# [What you have to do]
Every entry needs to be reproduced exactly.

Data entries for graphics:
--*--
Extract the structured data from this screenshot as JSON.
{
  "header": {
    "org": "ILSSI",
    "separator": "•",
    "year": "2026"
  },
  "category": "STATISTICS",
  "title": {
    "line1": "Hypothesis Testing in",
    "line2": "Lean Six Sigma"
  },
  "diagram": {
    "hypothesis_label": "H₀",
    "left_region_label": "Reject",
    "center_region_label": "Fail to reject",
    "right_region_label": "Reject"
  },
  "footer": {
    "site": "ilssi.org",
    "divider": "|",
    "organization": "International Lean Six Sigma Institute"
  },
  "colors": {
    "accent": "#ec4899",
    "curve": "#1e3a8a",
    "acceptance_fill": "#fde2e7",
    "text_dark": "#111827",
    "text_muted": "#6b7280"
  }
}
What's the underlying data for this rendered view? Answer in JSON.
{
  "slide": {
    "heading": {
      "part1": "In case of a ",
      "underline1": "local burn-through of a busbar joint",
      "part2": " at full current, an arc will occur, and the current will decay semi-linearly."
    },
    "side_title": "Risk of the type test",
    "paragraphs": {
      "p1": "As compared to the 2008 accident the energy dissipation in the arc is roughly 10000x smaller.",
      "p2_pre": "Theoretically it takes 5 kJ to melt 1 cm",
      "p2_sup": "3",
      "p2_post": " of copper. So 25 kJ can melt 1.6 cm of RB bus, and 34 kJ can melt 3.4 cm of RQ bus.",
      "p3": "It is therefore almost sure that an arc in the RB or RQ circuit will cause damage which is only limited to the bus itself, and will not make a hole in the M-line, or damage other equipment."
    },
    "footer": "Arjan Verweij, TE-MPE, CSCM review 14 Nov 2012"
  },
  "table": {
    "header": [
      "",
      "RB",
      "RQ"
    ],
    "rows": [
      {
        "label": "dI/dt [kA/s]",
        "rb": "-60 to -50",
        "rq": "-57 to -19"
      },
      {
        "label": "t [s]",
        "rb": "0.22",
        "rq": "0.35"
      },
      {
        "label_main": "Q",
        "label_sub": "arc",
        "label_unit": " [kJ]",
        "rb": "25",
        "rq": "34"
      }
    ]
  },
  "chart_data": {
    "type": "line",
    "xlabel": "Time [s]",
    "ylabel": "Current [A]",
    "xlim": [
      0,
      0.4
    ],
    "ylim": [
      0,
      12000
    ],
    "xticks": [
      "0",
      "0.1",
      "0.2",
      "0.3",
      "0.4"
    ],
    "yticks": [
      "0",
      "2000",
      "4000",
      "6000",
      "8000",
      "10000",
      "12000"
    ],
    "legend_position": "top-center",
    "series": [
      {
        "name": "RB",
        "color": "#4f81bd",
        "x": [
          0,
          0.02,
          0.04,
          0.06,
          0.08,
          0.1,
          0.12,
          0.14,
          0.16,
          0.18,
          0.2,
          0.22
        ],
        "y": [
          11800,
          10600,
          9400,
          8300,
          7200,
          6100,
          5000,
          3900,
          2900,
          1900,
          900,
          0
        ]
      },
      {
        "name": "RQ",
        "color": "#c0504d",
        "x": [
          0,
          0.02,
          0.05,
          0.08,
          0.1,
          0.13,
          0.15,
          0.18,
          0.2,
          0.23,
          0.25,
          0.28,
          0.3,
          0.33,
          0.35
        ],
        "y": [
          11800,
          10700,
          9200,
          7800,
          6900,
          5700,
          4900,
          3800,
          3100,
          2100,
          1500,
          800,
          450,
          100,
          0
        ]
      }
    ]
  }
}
--*--
# [Task response]
Extract the structured data from this screenshot as JSON.
{
  "header": {
    "org": "ILSSI",
    "separator": "•",
    "year": "2026"
  },
  "category": "STATISTICS",
  "title": {
    "line1": "Hypothesis Testing in",
    "line2": "Lean Six Sigma"
  },
  "diagram": {
    "hypothesis_label": "H₀",
    "left_region_label": "Reject",
    "center_region_label": "Fail to reject",
    "right_region_label": "Reject"
  },
  "footer": {
    "site": "ilssi.org",
    "divider": "|",
    "organization": "International Lean Six Sigma Institute"
  },
  "colors": {
    "accent": "#ec4899",
    "curve": "#1e3a8a",
    "acceptance_fill": "#fde2e7",
    "text_dark": "#111827",
    "text_muted": "#6b7280"
  }
}
What's the underlying data for this rendered view? Answer in JSON.
{
  "slide": {
    "heading": {
      "part1": "In case of a ",
      "underline1": "local burn-through of a busbar joint",
      "part2": " at full current, an arc will occur, and the current will decay semi-linearly."
    },
    "side_title": "Risk of the type test",
    "paragraphs": {
      "p1": "As compared to the 2008 accident the energy dissipation in the arc is roughly 10000x smaller.",
      "p2_pre": "Theoretically it takes 5 kJ to melt 1 cm",
      "p2_sup": "3",
      "p2_post": " of copper. So 25 kJ can melt 1.6 cm of RB bus, and 34 kJ can melt 3.4 cm of RQ bus.",
      "p3": "It is therefore almost sure that an arc in the RB or RQ circuit will cause damage which is only limited to the bus itself, and will not make a hole in the M-line, or damage other equipment."
    },
    "footer": "Arjan Verweij, TE-MPE, CSCM review 14 Nov 2012"
  },
  "table": {
    "header": [
      "",
      "RB",
      "RQ"
    ],
    "rows": [
      {
        "label": "dI/dt [kA/s]",
        "rb": "-60 to -50",
        "rq": "-57 to -19"
      },
      {
        "label": "t [s]",
        "rb": "0.22",
        "rq": "0.35"
      },
      {
        "label_main": "Q",
        "label_sub": "arc",
        "label_unit": " [kJ]",
        "rb": "25",
        "rq": "34"
      }
    ]
  },
  "chart_data": {
    "type": "line",
    "xlabel": "Time [s]",
    "ylabel": "Current [A]",
    "xlim": [
      0,
      0.4
    ],
    "ylim": [
      0,
      12000
    ],
    "xticks": [
      "0",
      "0.1",
      "0.2",
      "0.3",
      "0.4"
    ],
    "yticks": [
      "0",
      "2000",
      "4000",
      "6000",
      "8000",
      "10000",
      "12000"
    ],
    "legend_position": "top-center",
    "series": [
      {
        "name": "RB",
        "color": "#4f81bd",
        "x": [
          0,
          0.02,
          0.04,
          0.06,
          0.08,
          0.1,
          0.12,
          0.14,
          0.16,
          0.18,
          0.2,
          0.22
        ],
        "y": [
          11800,
          10600,
          9400,
          8300,
          7200,
          6100,
          5000,
          3900,
          2900,
          1900,
          900,
          0
        ]
      },
      {
        "name": "RQ",
        "color": "#c0504d",
        "x": [
          0,
          0.02,
          0.05,
          0.08,
          0.1,
          0.13,
          0.15,
          0.18,
          0.2,
          0.23,
          0.25,
          0.28,
          0.3,
          0.33,
          0.35
        ],
        "y": [
          11800,
          10700,
          9200,
          7800,
          6900,
          5700,
          4900,
          3800,
          3100,
          2100,
          1500,
          800,
          450,
          100,
          0
        ]
      }
    ]
  }
}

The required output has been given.